━━━━━ Records supplied ━━━━━

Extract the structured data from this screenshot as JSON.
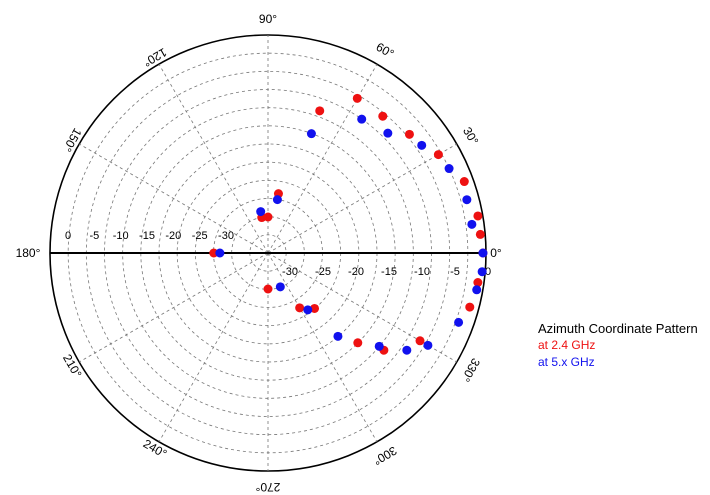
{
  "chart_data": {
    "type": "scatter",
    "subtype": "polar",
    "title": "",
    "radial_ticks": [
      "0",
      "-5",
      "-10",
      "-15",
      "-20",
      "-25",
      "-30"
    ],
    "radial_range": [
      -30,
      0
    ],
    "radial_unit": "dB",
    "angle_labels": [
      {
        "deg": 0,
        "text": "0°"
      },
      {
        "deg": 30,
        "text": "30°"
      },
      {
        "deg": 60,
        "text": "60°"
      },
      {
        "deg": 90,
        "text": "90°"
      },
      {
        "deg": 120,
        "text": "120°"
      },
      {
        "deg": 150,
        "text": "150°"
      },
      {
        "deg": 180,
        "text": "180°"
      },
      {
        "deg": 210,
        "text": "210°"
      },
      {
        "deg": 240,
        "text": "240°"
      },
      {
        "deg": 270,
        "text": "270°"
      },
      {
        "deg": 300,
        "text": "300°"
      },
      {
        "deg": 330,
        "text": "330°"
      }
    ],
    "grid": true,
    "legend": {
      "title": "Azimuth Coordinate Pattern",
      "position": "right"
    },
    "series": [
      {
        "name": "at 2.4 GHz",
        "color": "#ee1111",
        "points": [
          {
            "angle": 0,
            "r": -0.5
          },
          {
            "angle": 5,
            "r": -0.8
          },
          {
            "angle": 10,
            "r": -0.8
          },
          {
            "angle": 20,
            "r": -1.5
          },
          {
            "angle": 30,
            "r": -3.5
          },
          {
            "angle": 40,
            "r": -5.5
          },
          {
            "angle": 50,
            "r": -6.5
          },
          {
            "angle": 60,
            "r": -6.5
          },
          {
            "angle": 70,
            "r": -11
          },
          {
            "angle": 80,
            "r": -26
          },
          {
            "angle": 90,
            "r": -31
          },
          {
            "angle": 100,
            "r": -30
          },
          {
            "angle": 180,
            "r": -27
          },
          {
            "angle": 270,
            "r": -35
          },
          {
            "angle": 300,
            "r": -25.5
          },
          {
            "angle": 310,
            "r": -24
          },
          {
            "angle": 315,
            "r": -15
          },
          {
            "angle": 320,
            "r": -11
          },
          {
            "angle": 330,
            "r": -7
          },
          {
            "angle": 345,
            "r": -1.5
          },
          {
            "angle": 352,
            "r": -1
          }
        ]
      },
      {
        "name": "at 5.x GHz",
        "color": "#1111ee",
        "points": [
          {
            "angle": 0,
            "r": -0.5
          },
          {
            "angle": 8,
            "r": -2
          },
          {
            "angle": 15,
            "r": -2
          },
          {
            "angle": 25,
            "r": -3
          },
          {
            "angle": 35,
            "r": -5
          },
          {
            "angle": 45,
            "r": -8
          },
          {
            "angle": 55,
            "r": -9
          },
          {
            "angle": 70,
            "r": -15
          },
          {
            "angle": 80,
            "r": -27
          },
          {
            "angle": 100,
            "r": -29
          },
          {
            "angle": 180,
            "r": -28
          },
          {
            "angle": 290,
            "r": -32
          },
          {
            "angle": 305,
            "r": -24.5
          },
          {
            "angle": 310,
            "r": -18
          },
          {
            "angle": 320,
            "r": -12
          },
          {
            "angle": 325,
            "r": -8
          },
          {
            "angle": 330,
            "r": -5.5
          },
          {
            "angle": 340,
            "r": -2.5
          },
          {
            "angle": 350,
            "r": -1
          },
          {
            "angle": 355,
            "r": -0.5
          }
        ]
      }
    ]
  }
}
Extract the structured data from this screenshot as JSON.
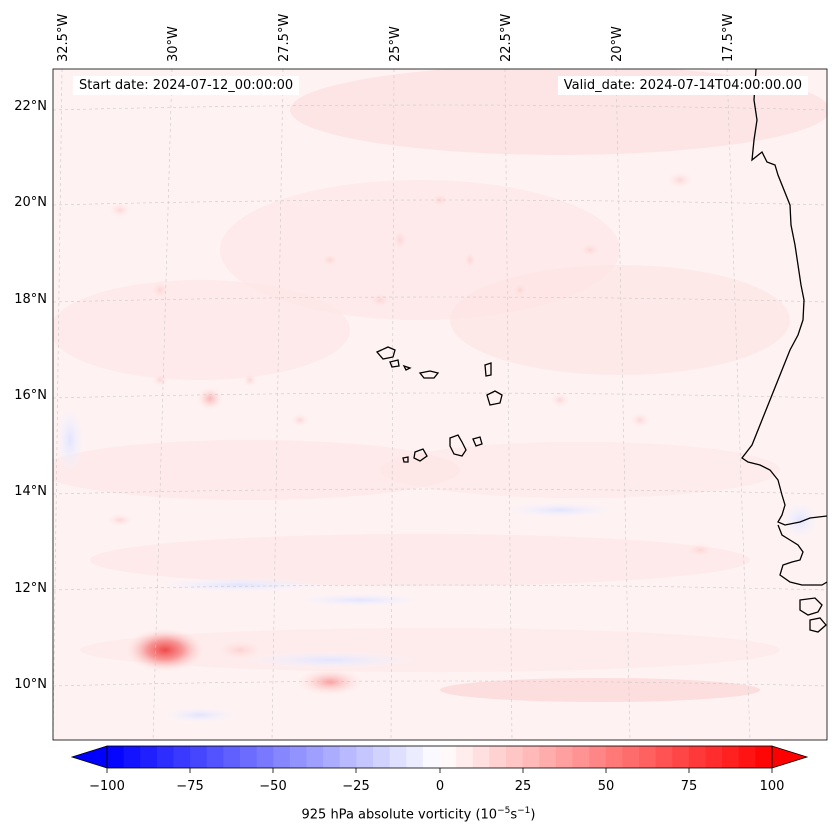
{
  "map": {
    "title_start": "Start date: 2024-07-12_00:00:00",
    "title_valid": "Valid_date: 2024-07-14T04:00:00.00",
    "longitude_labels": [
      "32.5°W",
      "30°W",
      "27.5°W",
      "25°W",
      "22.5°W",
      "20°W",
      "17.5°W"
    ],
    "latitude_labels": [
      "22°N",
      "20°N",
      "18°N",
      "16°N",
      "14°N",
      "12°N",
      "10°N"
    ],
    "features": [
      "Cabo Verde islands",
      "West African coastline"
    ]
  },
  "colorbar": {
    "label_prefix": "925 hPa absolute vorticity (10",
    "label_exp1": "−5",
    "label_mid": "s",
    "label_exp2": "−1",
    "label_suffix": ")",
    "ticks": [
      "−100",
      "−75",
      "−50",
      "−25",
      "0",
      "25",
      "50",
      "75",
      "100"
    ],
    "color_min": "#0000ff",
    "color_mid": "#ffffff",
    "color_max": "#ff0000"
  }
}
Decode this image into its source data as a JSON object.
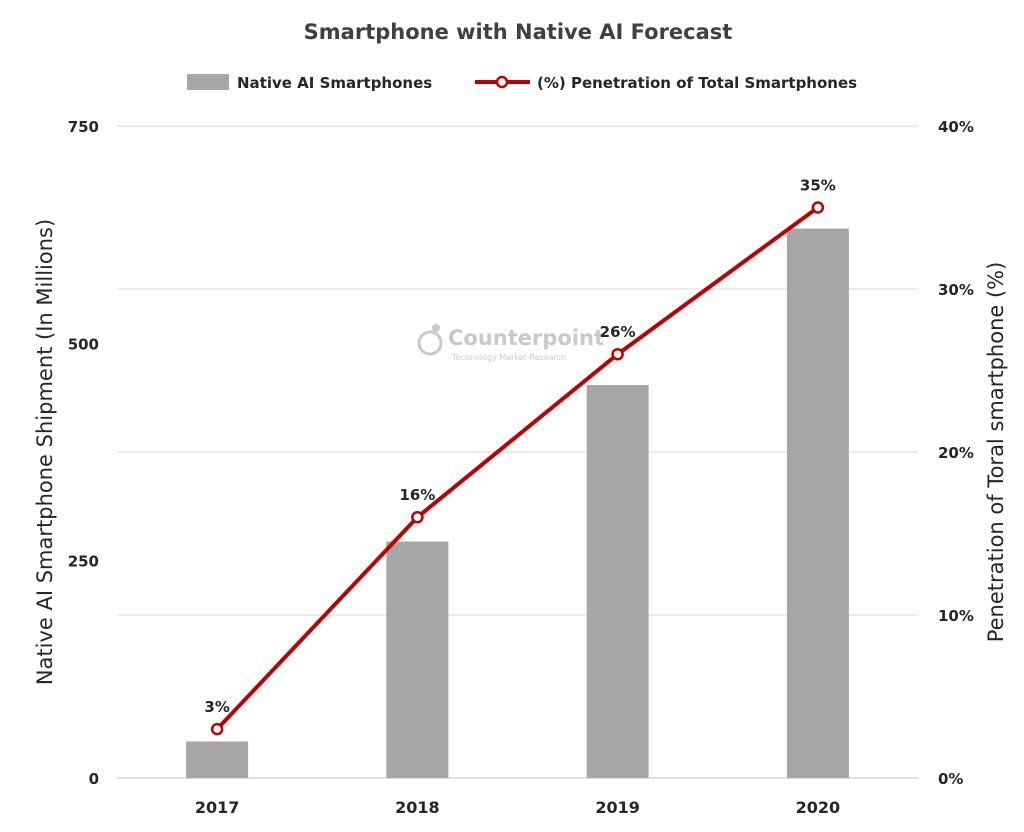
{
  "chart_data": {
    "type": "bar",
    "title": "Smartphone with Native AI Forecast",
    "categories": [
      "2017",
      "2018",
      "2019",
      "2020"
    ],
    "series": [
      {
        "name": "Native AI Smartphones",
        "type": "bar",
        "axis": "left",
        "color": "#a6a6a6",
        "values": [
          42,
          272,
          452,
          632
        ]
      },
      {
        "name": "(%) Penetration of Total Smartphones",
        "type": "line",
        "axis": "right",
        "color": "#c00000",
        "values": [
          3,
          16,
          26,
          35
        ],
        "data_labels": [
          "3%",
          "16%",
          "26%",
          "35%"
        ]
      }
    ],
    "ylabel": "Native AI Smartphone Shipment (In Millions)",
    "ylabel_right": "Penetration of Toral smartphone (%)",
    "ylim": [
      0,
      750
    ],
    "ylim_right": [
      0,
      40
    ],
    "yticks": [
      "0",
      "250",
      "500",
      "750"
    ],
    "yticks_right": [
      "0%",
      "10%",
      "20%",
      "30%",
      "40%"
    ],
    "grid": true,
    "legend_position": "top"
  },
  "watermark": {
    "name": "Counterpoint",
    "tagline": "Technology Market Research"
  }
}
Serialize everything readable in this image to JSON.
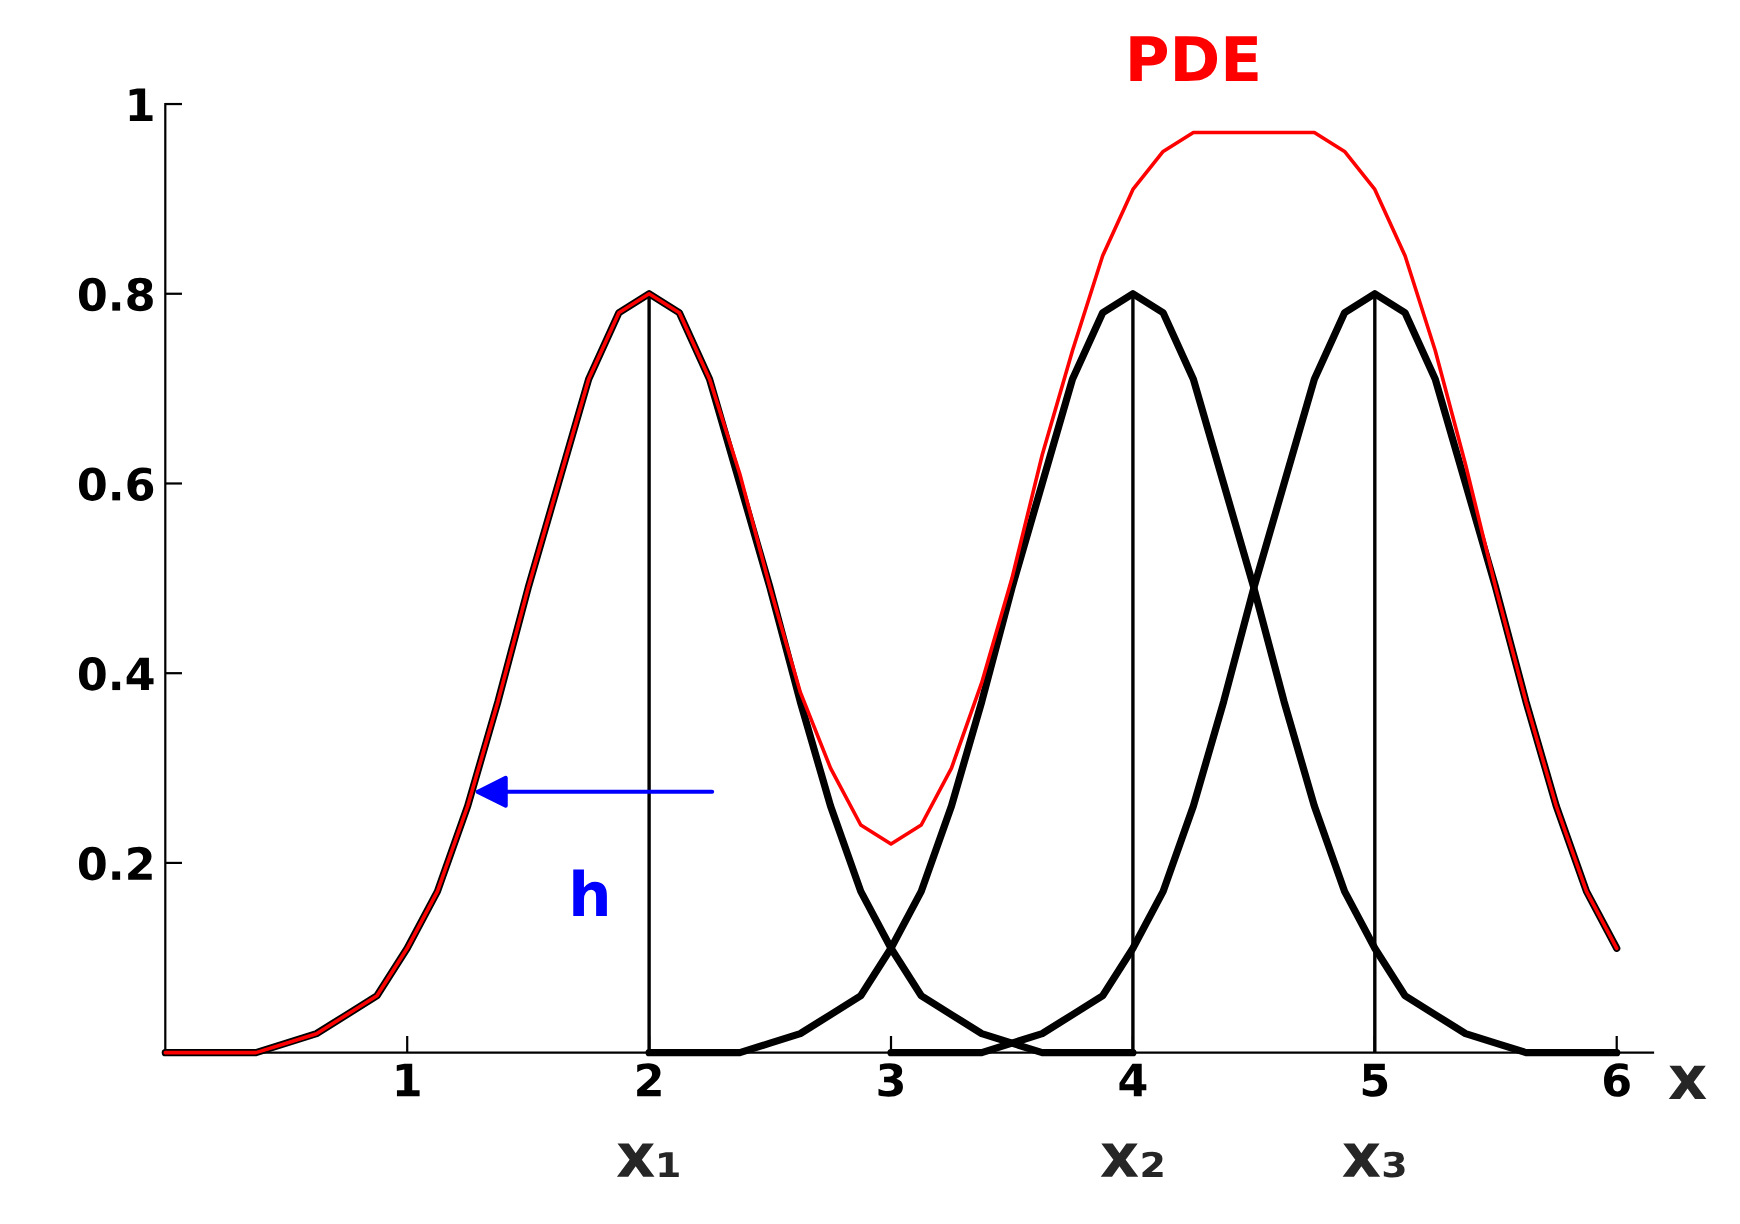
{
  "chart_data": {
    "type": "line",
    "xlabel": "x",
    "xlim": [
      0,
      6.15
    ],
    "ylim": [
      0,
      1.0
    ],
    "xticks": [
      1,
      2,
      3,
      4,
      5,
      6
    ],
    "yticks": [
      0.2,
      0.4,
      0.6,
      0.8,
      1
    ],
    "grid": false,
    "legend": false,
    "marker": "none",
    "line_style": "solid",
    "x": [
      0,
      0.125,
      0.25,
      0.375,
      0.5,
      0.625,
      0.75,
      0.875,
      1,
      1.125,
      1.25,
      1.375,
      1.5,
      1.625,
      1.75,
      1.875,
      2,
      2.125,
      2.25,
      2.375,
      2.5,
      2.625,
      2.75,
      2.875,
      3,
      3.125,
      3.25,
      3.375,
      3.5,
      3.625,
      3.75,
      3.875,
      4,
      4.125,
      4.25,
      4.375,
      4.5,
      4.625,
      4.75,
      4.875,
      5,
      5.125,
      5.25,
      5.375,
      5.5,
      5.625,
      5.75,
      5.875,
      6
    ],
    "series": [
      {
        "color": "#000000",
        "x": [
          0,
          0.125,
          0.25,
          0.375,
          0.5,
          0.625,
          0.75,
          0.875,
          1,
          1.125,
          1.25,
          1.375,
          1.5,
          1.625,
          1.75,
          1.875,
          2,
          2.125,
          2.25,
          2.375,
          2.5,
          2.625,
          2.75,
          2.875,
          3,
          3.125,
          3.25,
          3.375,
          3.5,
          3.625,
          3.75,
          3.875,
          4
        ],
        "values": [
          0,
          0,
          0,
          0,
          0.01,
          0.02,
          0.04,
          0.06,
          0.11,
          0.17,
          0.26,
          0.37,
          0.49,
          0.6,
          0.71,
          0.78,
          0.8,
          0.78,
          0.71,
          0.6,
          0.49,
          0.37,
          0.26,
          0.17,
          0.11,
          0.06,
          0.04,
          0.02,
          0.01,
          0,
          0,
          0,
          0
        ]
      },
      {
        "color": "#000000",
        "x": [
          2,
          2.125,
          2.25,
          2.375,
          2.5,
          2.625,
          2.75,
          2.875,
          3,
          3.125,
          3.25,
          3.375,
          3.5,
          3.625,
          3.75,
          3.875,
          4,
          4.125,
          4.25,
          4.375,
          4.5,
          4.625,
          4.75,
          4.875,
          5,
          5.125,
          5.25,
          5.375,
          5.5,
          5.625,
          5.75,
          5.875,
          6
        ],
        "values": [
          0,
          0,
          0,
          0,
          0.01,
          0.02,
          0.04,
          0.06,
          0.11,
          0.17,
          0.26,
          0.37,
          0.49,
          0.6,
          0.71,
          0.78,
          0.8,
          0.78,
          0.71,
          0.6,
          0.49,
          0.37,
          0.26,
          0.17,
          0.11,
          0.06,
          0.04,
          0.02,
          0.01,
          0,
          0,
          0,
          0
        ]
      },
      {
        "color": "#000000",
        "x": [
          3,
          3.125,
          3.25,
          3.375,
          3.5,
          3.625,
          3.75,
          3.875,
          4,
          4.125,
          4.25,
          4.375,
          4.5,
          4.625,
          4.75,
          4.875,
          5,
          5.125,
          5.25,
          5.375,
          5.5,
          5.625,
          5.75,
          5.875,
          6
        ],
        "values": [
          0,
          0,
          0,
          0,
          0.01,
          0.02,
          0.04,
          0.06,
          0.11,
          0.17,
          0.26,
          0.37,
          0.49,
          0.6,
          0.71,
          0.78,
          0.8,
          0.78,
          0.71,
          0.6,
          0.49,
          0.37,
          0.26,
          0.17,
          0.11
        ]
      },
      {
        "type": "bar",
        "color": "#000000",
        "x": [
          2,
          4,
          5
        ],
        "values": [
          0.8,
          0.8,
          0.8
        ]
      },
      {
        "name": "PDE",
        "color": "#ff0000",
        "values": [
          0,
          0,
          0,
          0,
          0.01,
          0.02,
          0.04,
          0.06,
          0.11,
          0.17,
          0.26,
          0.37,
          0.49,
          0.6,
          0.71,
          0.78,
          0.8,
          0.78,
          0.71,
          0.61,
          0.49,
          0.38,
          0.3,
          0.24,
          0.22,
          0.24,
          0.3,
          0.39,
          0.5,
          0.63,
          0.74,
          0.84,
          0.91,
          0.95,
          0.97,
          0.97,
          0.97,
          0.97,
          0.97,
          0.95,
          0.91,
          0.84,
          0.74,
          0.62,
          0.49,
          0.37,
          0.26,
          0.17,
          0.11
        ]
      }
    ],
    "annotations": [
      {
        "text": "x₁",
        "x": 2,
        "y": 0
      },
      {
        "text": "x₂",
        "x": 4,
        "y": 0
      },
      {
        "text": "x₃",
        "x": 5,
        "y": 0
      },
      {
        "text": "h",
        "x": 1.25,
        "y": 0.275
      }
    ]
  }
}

━━━━━

Gather from the data above every line with the string "this".

Extract the structured data from this screenshot as JSON.
Extract the structured data from this screenshot as JSON.
Decode this image into its source data as a JSON object.
Serialize everything readable in this image to JSON.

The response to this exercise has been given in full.